● Exercise instructions: Transcribe all of the data exactly. Omit the pictures.

● Data for this exercise:
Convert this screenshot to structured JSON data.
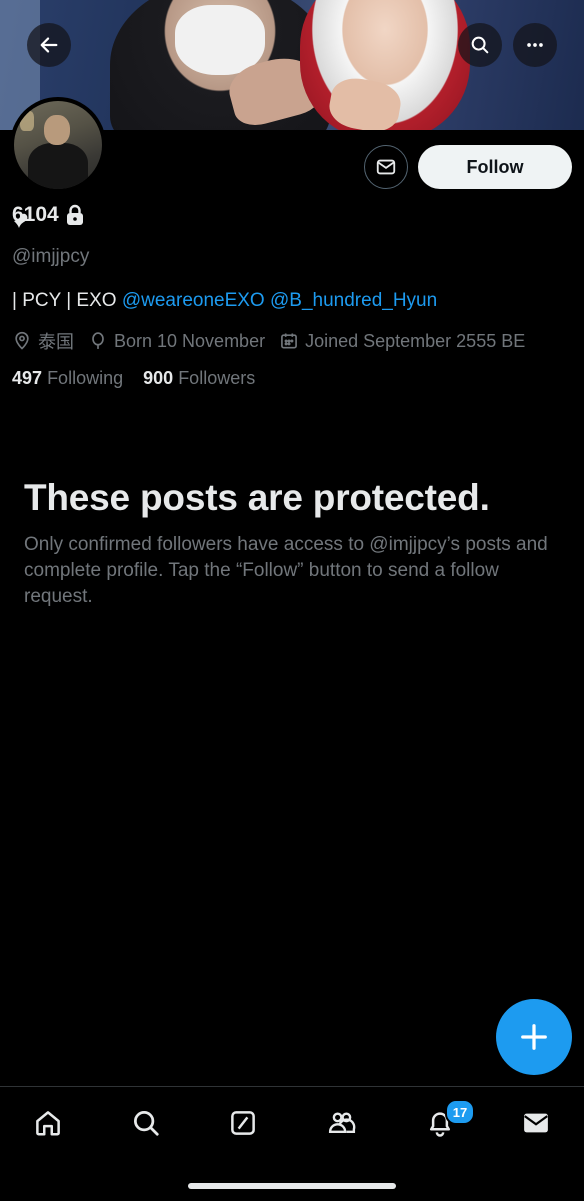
{
  "profile": {
    "display_name": "6104",
    "handle": "@imjjpcy",
    "bio_prefix": "| PCY | EXO ",
    "bio_mention_1": "@weareoneEXO",
    "bio_mention_2": "@B_hundred_Hyun",
    "location": "泰国",
    "birthday": "Born 10 November",
    "joined": "Joined September 2555 BE",
    "following_count": "497",
    "following_label": "Following",
    "followers_count": "900",
    "followers_label": "Followers",
    "protected_account": true
  },
  "actions": {
    "follow_label": "Follow"
  },
  "protected_notice": {
    "title": "These posts are protected.",
    "body": "Only confirmed followers have access to @imjjpcy’s posts and complete profile. Tap the “Follow” button to send a follow request."
  },
  "header_buttons": [
    "back-arrow-icon",
    "search-icon",
    "more-icon"
  ],
  "bottom_nav": {
    "items": [
      "home-icon",
      "search-icon",
      "grok-icon",
      "communities-icon",
      "notifications-icon",
      "messages-icon"
    ],
    "notifications_badge": "17"
  },
  "colors": {
    "background": "#000000",
    "accent": "#1d9bf0",
    "text_primary": "#e7e9ea",
    "text_secondary": "#71767b"
  }
}
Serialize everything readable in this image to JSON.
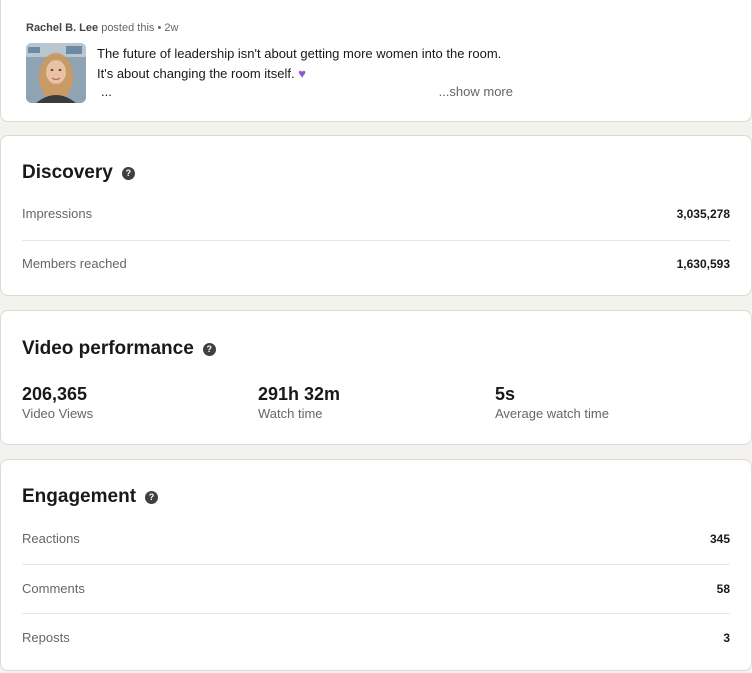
{
  "post": {
    "author": "Rachel B. Lee",
    "meta_suffix": " posted this • 2w",
    "line1": "The future of leadership isn't about getting more women into the room.",
    "line2": "It's about changing the room itself.",
    "ellipsis": "...",
    "show_more": "...show more"
  },
  "discovery": {
    "title": "Discovery",
    "rows": [
      {
        "label": "Impressions",
        "value": "3,035,278"
      },
      {
        "label": "Members reached",
        "value": "1,630,593"
      }
    ]
  },
  "video": {
    "title": "Video performance",
    "metrics": [
      {
        "value": "206,365",
        "label": "Video Views"
      },
      {
        "value": "291h 32m",
        "label": "Watch time"
      },
      {
        "value": "5s",
        "label": "Average watch time"
      }
    ]
  },
  "engagement": {
    "title": "Engagement",
    "rows": [
      {
        "label": "Reactions",
        "value": "345"
      },
      {
        "label": "Comments",
        "value": "58"
      },
      {
        "label": "Reposts",
        "value": "3"
      }
    ]
  },
  "icons": {
    "help": "question-circle-icon",
    "heart": "purple-heart-icon"
  },
  "colors": {
    "background": "#f4f2ee",
    "card": "#ffffff",
    "heart": "#8b5cc9"
  }
}
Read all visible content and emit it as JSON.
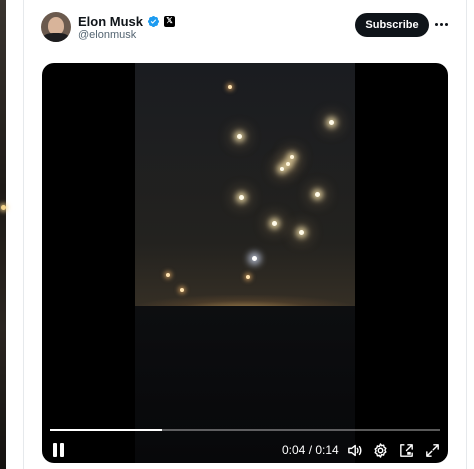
{
  "post": {
    "author_name": "Elon Musk",
    "author_handle": "@elonmusk",
    "verified": true,
    "affiliate_badge": "𝕏",
    "subscribe_label": "Subscribe"
  },
  "video": {
    "state": "playing",
    "current_time": "0:04",
    "duration": "0:14",
    "time_display": "0:04 / 0:14",
    "progress": 0.286,
    "controls": [
      "pause-icon",
      "volume-icon",
      "settings-gear-icon",
      "picture-in-picture-icon",
      "fullscreen-icon"
    ]
  },
  "colors": {
    "subscribe_bg": "#0f1419",
    "verified_blue": "#1d9bf0",
    "handle_gray": "#536471"
  }
}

● Written solution:
Convert this screenshot to structured JSON data.
{
  "profile": {
    "display_name": "6104",
    "handle": "@imjjpcy",
    "bio_prefix": "| PCY | EXO ",
    "bio_mention_1": "@weareoneEXO",
    "bio_mention_2": "@B_hundred_Hyun",
    "location": "泰国",
    "birthday": "Born 10 November",
    "joined": "Joined September 2555 BE",
    "following_count": "497",
    "following_label": "Following",
    "followers_count": "900",
    "followers_label": "Followers",
    "protected_account": true
  },
  "actions": {
    "follow_label": "Follow"
  },
  "protected_notice": {
    "title": "These posts are protected.",
    "body": "Only confirmed followers have access to @imjjpcy’s posts and complete profile. Tap the “Follow” button to send a follow request."
  },
  "header_buttons": [
    "back-arrow-icon",
    "search-icon",
    "more-icon"
  ],
  "bottom_nav": {
    "items": [
      "home-icon",
      "search-icon",
      "grok-icon",
      "communities-icon",
      "notifications-icon",
      "messages-icon"
    ],
    "notifications_badge": "17"
  },
  "colors": {
    "background": "#000000",
    "accent": "#1d9bf0",
    "text_primary": "#e7e9ea",
    "text_secondary": "#71767b"
  }
}
Serialize everything readable in this image to JSON.
{
  "post": {
    "author": "Rachel B. Lee",
    "meta_suffix": " posted this • 2w",
    "line1": "The future of leadership isn't about getting more women into the room.",
    "line2": "It's about changing the room itself.",
    "ellipsis": "...",
    "show_more": "...show more"
  },
  "discovery": {
    "title": "Discovery",
    "rows": [
      {
        "label": "Impressions",
        "value": "3,035,278"
      },
      {
        "label": "Members reached",
        "value": "1,630,593"
      }
    ]
  },
  "video": {
    "title": "Video performance",
    "metrics": [
      {
        "value": "206,365",
        "label": "Video Views"
      },
      {
        "value": "291h 32m",
        "label": "Watch time"
      },
      {
        "value": "5s",
        "label": "Average watch time"
      }
    ]
  },
  "engagement": {
    "title": "Engagement",
    "rows": [
      {
        "label": "Reactions",
        "value": "345"
      },
      {
        "label": "Comments",
        "value": "58"
      },
      {
        "label": "Reposts",
        "value": "3"
      }
    ]
  },
  "icons": {
    "help": "question-circle-icon",
    "heart": "purple-heart-icon"
  },
  "colors": {
    "background": "#f4f2ee",
    "card": "#ffffff",
    "heart": "#8b5cc9"
  }
}
Read all visible content and emit it as JSON.
{
  "post": {
    "author_name": "Elon Musk",
    "author_handle": "@elonmusk",
    "verified": true,
    "affiliate_badge": "𝕏",
    "subscribe_label": "Subscribe"
  },
  "video": {
    "state": "playing",
    "current_time": "0:04",
    "duration": "0:14",
    "time_display": "0:04 / 0:14",
    "progress": 0.286,
    "controls": [
      "pause-icon",
      "volume-icon",
      "settings-gear-icon",
      "picture-in-picture-icon",
      "fullscreen-icon"
    ]
  },
  "colors": {
    "subscribe_bg": "#0f1419",
    "verified_blue": "#1d9bf0",
    "handle_gray": "#536471"
  }
}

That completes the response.